**EXERCISE DIRECTIONS**
Reproduce the records. Keep every word exact and include no images.

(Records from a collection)
==============================

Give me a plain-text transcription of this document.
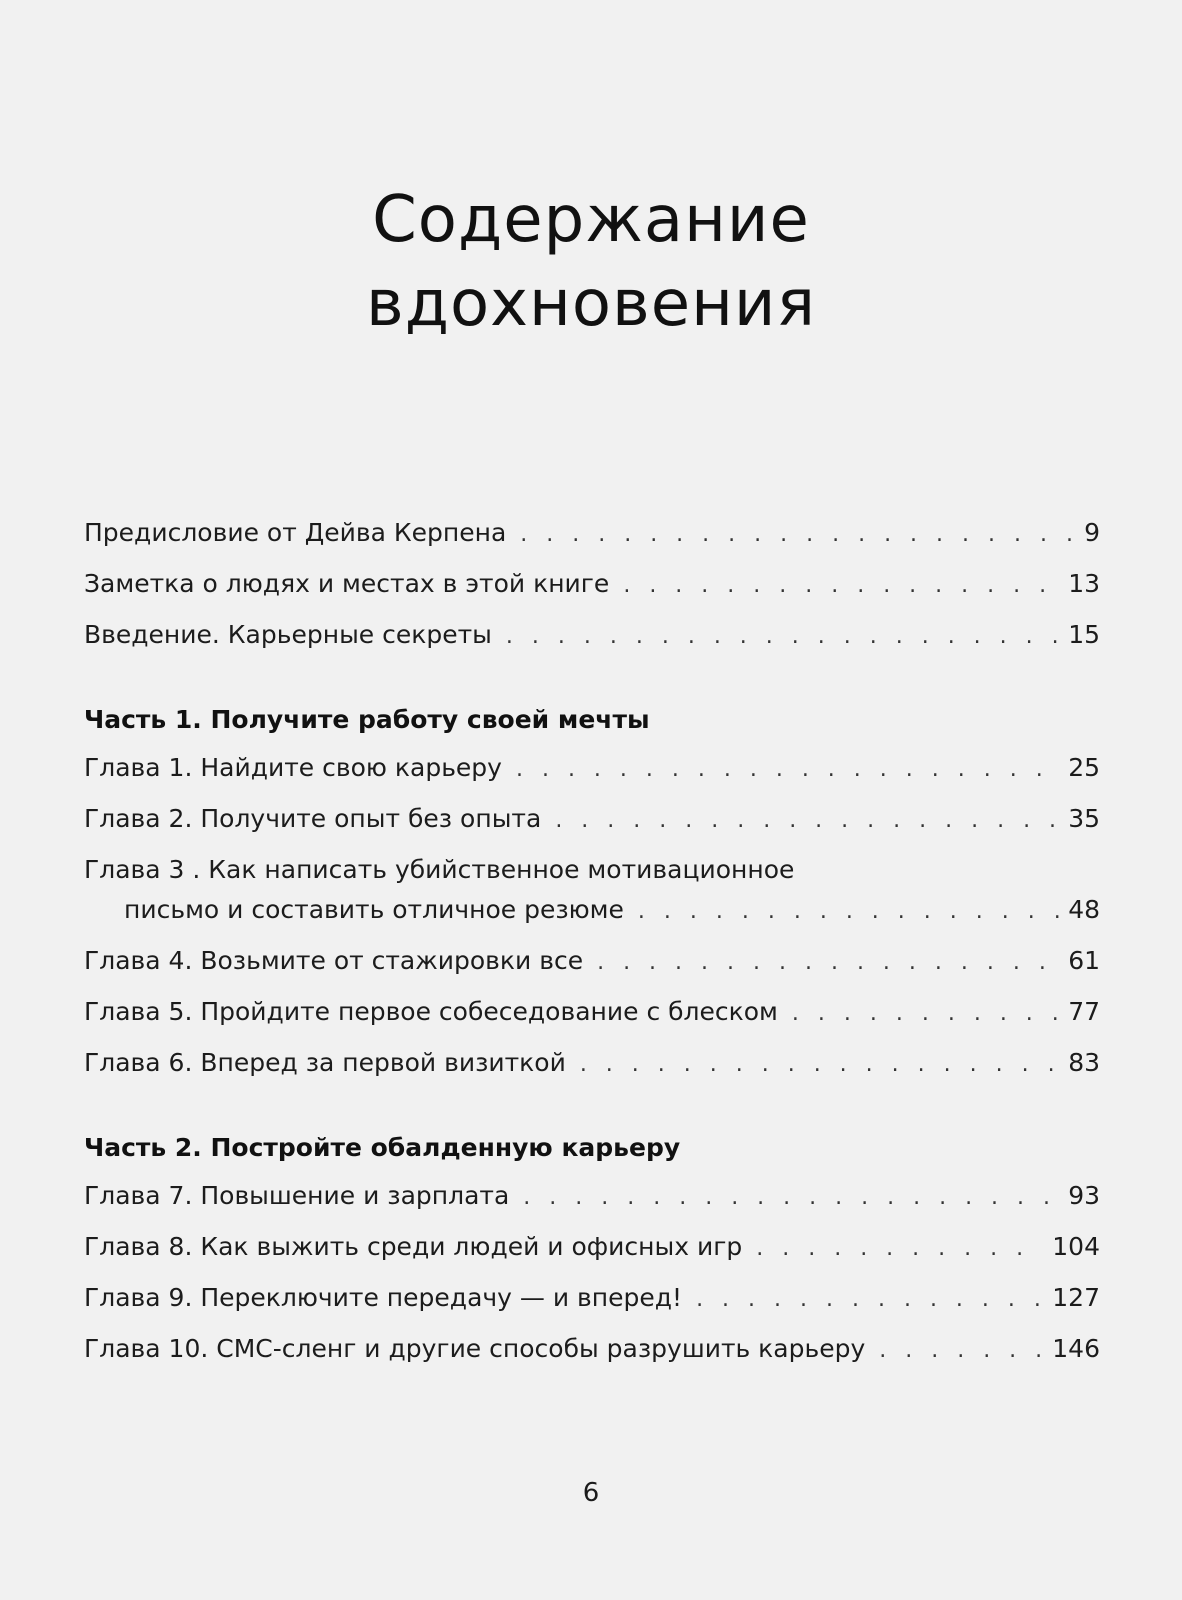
Содержание
вдохновения
Предисловие от Дейва Керпена . . .	9
Заметка о людях и местах в этой книге . . .	13
Введение. Карьерные секреты . . .	15
Часть 1. Получите работу своей мечты
Глава 1. Найдите свою карьеру . . .	25
Глава 2. Получите опыт без опыта . . .	35
Глава 3 . Как написать убийственное мотивационное
письмо и составить отличное резюме . . .	48
Глава 4. Возьмите от стажировки все . . .	61
Глава 5. Пройдите первое собеседование с блеском . . .	77
Глава 6. Вперед за первой визиткой . . .	83
Часть 2. Постройте обалденную карьеру
Глава 7. Повышение и зарплата . . .	93
Глава 8. Как выжить среди людей и офисных игр . . .	104
Глава 9. Переключите передачу — и вперед! . . .	127
Глава 10. СМС-сленг и другие способы разрушить карьеру . . .	146
6
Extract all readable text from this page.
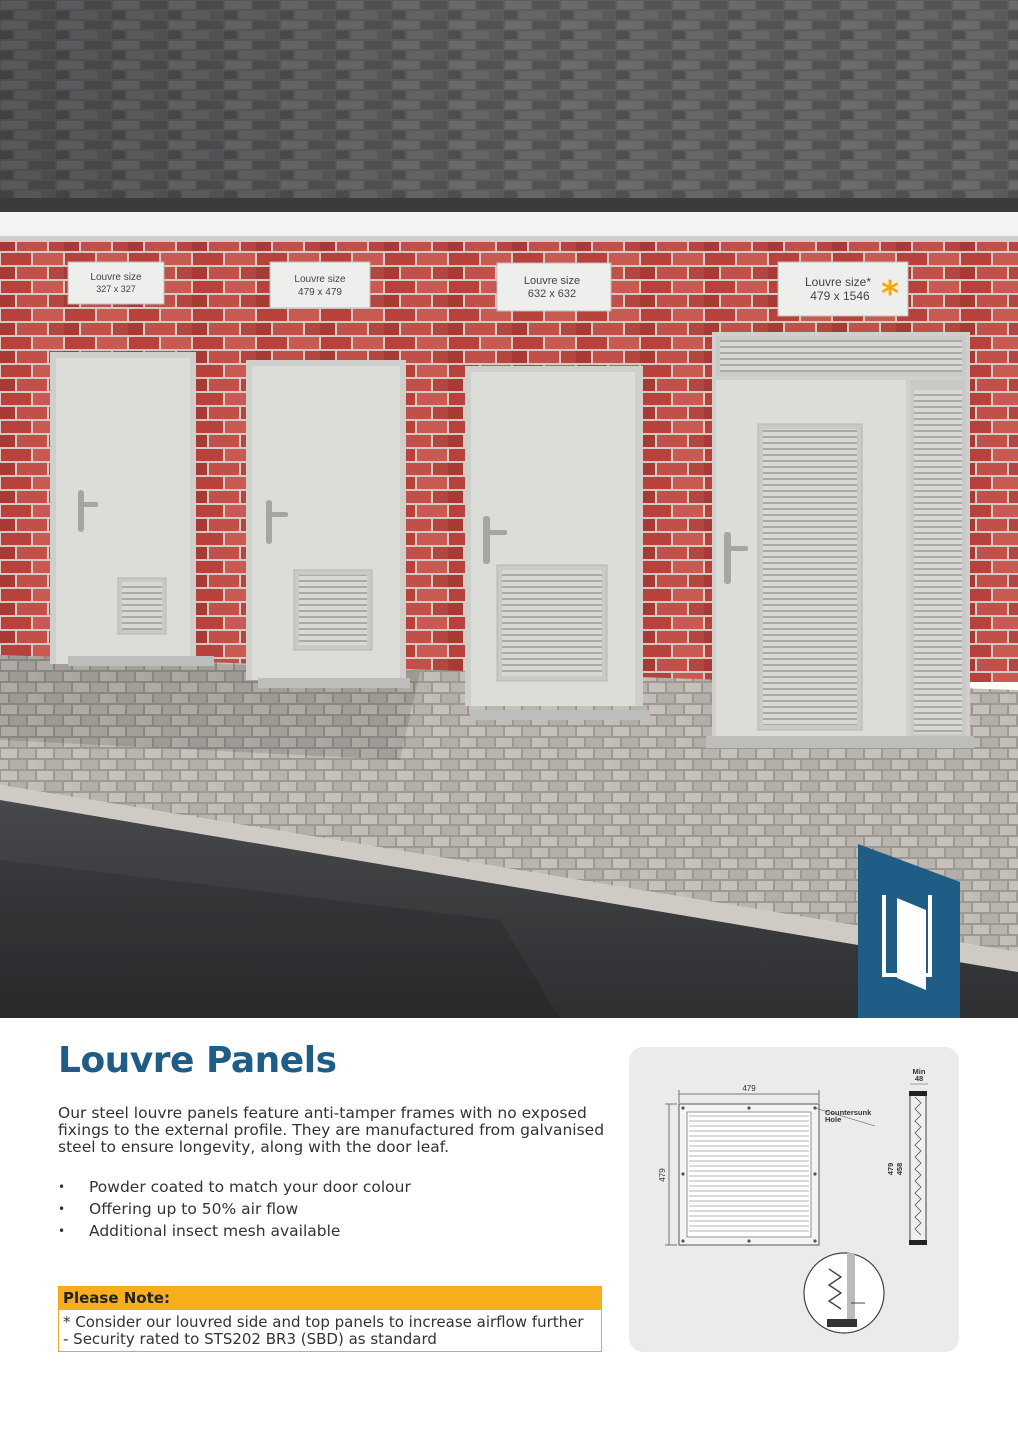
Louvre size
327 x 327
Louvre size
479 x 479
Louvre size
632 x 632
Louvre size*
479 x 1546 *
Louvre Panels

Our steel louvre panels feature anti-tamper frames with no exposed fixings to the external profile. They are manufactured from galvanised steel to ensure longevity, along with the door leaf.

• Powder coated to match your door colour
• Offering up to 50% air flow
• Additional insect mesh available
Please Note:
* Consider our louvred side and top panels to increase airflow further
- Security rated to STS202 BR3 (SBD) as standard
479
479
Countersunk
Hole
Min
48
479 458
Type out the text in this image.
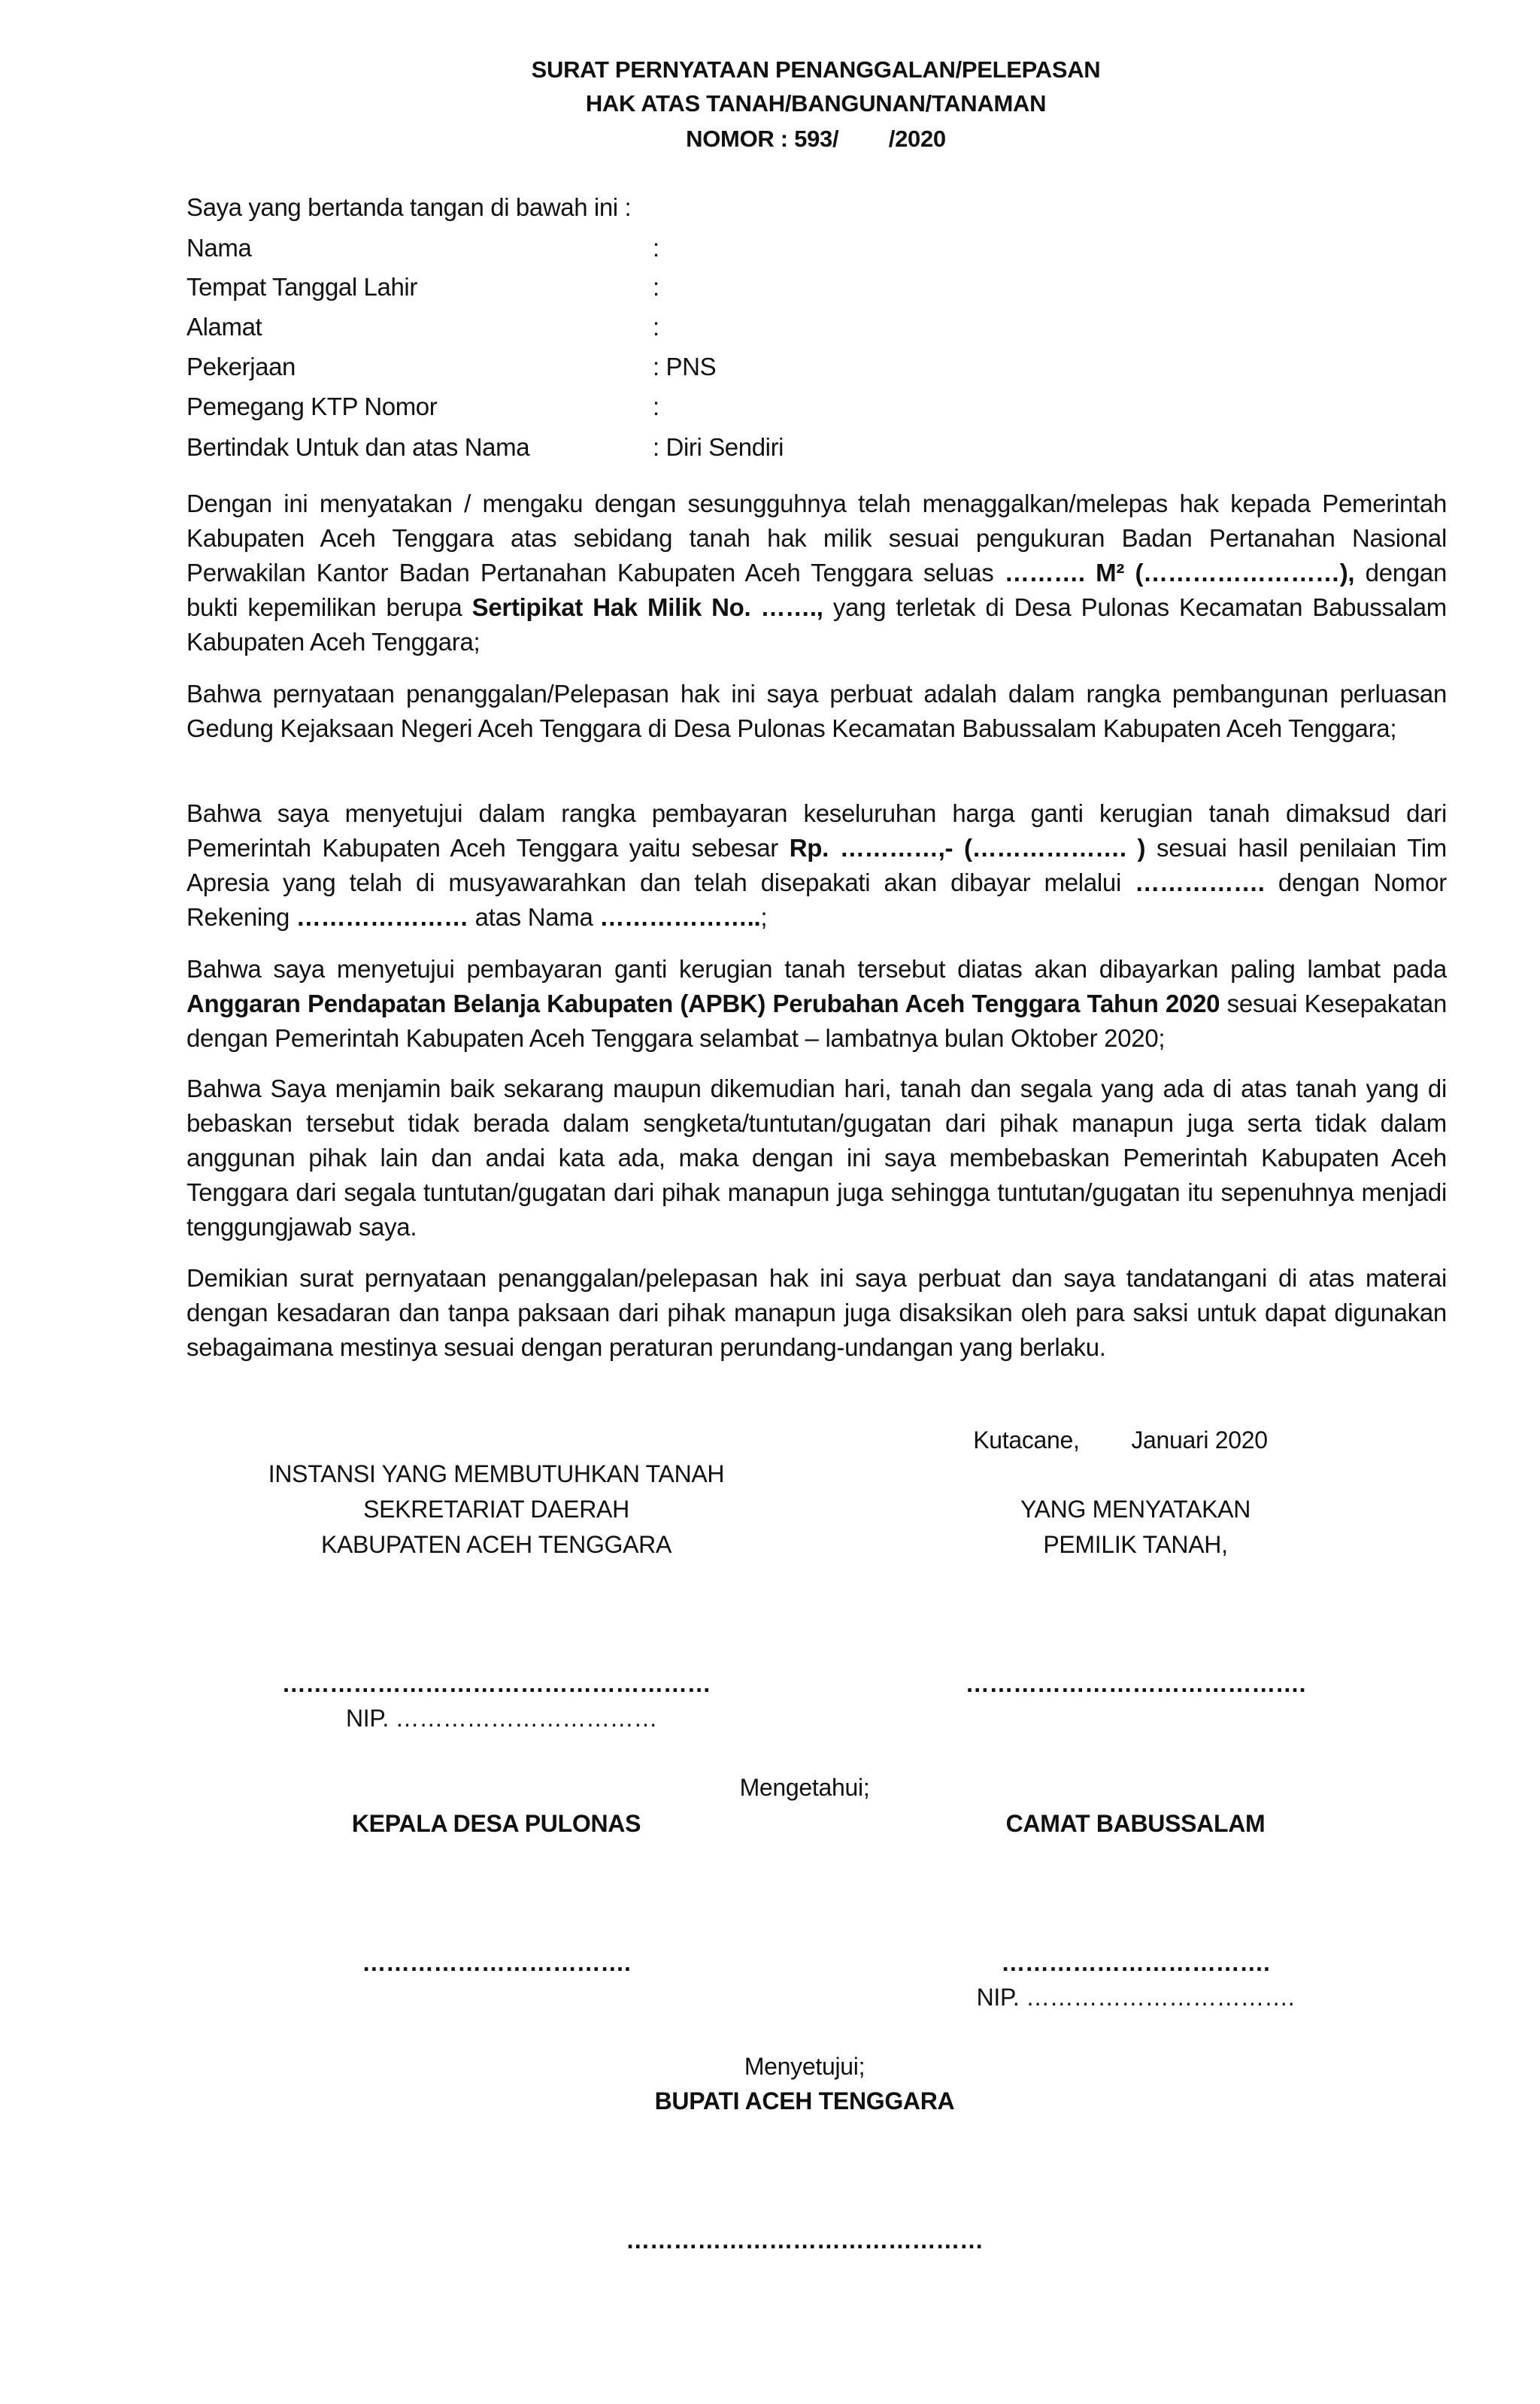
SURAT PERNYATAAN PENANGGALAN/PELEPASAN
HAK ATAS TANAH/BANGUNAN/TANAMAN
NOMOR : 593/        /2020
Saya yang bertanda tangan di bawah ini :
Nama	:
Tempat Tanggal Lahir	:
Alamat	:
Pekerjaan	: PNS
Pemegang KTP Nomor	:
Bertindak Untuk dan atas Nama	: Diri Sendiri
Dengan ini menyatakan / mengaku dengan sesungguhnya telah menaggalkan/melepas hak kepada Pemerintah Kabupaten Aceh Tenggara atas sebidang tanah hak milik sesuai pengukuran Badan Pertanahan Nasional Perwakilan Kantor Badan Pertanahan Kabupaten Aceh Tenggara seluas ………. M² (……………………), dengan bukti kepemilikan berupa Sertipikat Hak Milik No. ……., yang terletak di Desa Pulonas Kecamatan Babussalam Kabupaten Aceh Tenggara;
Bahwa pernyataan penanggalan/Pelepasan hak ini saya perbuat adalah dalam rangka pembangunan perluasan Gedung Kejaksaan Negeri Aceh Tenggara di Desa Pulonas Kecamatan Babussalam Kabupaten Aceh Tenggara;
Bahwa saya menyetujui dalam rangka pembayaran keseluruhan harga ganti kerugian tanah dimaksud dari Pemerintah Kabupaten Aceh Tenggara yaitu sebesar Rp. …………,- (………………. ) sesuai hasil penilaian Tim Apresia yang telah di musyawarahkan dan telah disepakati akan dibayar melalui ……………. dengan Nomor Rekening ………………… atas Nama ………………..;
Bahwa saya menyetujui pembayaran ganti kerugian tanah tersebut diatas akan dibayarkan paling lambat pada Anggaran Pendapatan Belanja Kabupaten (APBK) Perubahan Aceh Tenggara Tahun 2020 sesuai Kesepakatan dengan Pemerintah Kabupaten Aceh Tenggara selambat – lambatnya bulan Oktober 2020;
Bahwa Saya menjamin baik sekarang maupun dikemudian hari, tanah dan segala yang ada di atas tanah yang di bebaskan tersebut tidak berada dalam sengketa/tuntutan/gugatan dari pihak manapun juga serta tidak dalam anggunan pihak lain dan andai kata ada, maka dengan ini saya membebaskan Pemerintah Kabupaten Aceh Tenggara dari segala tuntutan/gugatan dari pihak manapun juga sehingga tuntutan/gugatan itu sepenuhnya menjadi tenggungjawab saya.
Demikian surat pernyataan penanggalan/pelepasan hak ini saya perbuat dan saya tandatangani di atas materai dengan kesadaran dan tanpa paksaan dari pihak manapun juga disaksikan oleh para saksi untuk dapat digunakan sebagaimana mestinya sesuai dengan peraturan perundang-undangan yang berlaku.
Kutacane,        Januari 2020
INSTANSI YANG MEMBUTUHKAN TANAH
SEKRETARIAT DAERAH
KABUPATEN ACEH TENGGARA
YANG MENYATAKAN
PEMILIK TANAH,
………………………………………………	…………………………………….
NIP. ……………………………
Mengetahui;
KEPALA DESA PULONAS	CAMAT BABUSSALAM
…………………………….	…………………………….
NIP. …………………………….
Menyetujui;
BUPATI ACEH TENGGARA
………………………………………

==============================

**SOLUTION TO THIS PROBLEM**
Give me a plain-text transcription of this document.
Содержание
вдохновения
Предисловие от Дейва Керпена . . .	9
Заметка о людях и местах в этой книге . . .	13
Введение. Карьерные секреты . . .	15
Часть 1. Получите работу своей мечты
Глава 1. Найдите свою карьеру . . .	25
Глава 2. Получите опыт без опыта . . .	35
Глава 3 . Как написать убийственное мотивационное
письмо и составить отличное резюме . . .	48
Глава 4. Возьмите от стажировки все . . .	61
Глава 5. Пройдите первое собеседование с блеском . . .	77
Глава 6. Вперед за первой визиткой . . .	83
Часть 2. Постройте обалденную карьеру
Глава 7. Повышение и зарплата . . .	93
Глава 8. Как выжить среди людей и офисных игр . . .	104
Глава 9. Переключите передачу — и вперед! . . .	127
Глава 10. СМС-сленг и другие способы разрушить карьеру . . .	146
6
Extract all readable text from this page.
Louvre size
327 x 327
Louvre size
479 x 479
Louvre size
632 x 632
Louvre size*
479 x 1546 *
Louvre Panels

Our steel louvre panels feature anti-tamper frames with no exposed fixings to the external profile. They are manufactured from galvanised steel to ensure longevity, along with the door leaf.

• Powder coated to match your door colour
• Offering up to 50% air flow
• Additional insect mesh available
Please Note:
* Consider our louvred side and top panels to increase airflow further
- Security rated to STS202 BR3 (SBD) as standard
479
479
Countersunk
Hole
Min
48
479 458
Type out the text in this image.
SURAT PERNYATAAN PENANGGALAN/PELEPASAN
HAK ATAS TANAH/BANGUNAN/TANAMAN
NOMOR : 593/        /2020
Saya yang bertanda tangan di bawah ini :
Nama	:
Tempat Tanggal Lahir	:
Alamat	:
Pekerjaan	: PNS
Pemegang KTP Nomor	:
Bertindak Untuk dan atas Nama	: Diri Sendiri
Dengan ini menyatakan / mengaku dengan sesungguhnya telah menaggalkan/melepas hak kepada Pemerintah Kabupaten Aceh Tenggara atas sebidang tanah hak milik sesuai pengukuran Badan Pertanahan Nasional Perwakilan Kantor Badan Pertanahan Kabupaten Aceh Tenggara seluas ………. M² (……………………), dengan bukti kepemilikan berupa Sertipikat Hak Milik No. ……., yang terletak di Desa Pulonas Kecamatan Babussalam Kabupaten Aceh Tenggara;
Bahwa pernyataan penanggalan/Pelepasan hak ini saya perbuat adalah dalam rangka pembangunan perluasan Gedung Kejaksaan Negeri Aceh Tenggara di Desa Pulonas Kecamatan Babussalam Kabupaten Aceh Tenggara;
Bahwa saya menyetujui dalam rangka pembayaran keseluruhan harga ganti kerugian tanah dimaksud dari Pemerintah Kabupaten Aceh Tenggara yaitu sebesar Rp. …………,- (………………. ) sesuai hasil penilaian Tim Apresia yang telah di musyawarahkan dan telah disepakati akan dibayar melalui ……………. dengan Nomor Rekening ………………… atas Nama ………………..;
Bahwa saya menyetujui pembayaran ganti kerugian tanah tersebut diatas akan dibayarkan paling lambat pada Anggaran Pendapatan Belanja Kabupaten (APBK) Perubahan Aceh Tenggara Tahun 2020 sesuai Kesepakatan dengan Pemerintah Kabupaten Aceh Tenggara selambat – lambatnya bulan Oktober 2020;
Bahwa Saya menjamin baik sekarang maupun dikemudian hari, tanah dan segala yang ada di atas tanah yang di bebaskan tersebut tidak berada dalam sengketa/tuntutan/gugatan dari pihak manapun juga serta tidak dalam anggunan pihak lain dan andai kata ada, maka dengan ini saya membebaskan Pemerintah Kabupaten Aceh Tenggara dari segala tuntutan/gugatan dari pihak manapun juga sehingga tuntutan/gugatan itu sepenuhnya menjadi tenggungjawab saya.
Demikian surat pernyataan penanggalan/pelepasan hak ini saya perbuat dan saya tandatangani di atas materai dengan kesadaran dan tanpa paksaan dari pihak manapun juga disaksikan oleh para saksi untuk dapat digunakan sebagaimana mestinya sesuai dengan peraturan perundang-undangan yang berlaku.
Kutacane,        Januari 2020
INSTANSI YANG MEMBUTUHKAN TANAH
SEKRETARIAT DAERAH
KABUPATEN ACEH TENGGARA
YANG MENYATAKAN
PEMILIK TANAH,
………………………………………………	…………………………………….
NIP. ……………………………
Mengetahui;
KEPALA DESA PULONAS	CAMAT BABUSSALAM
…………………………….	…………………………….
NIP. …………………………….
Menyetujui;
BUPATI ACEH TENGGARA
………………………………………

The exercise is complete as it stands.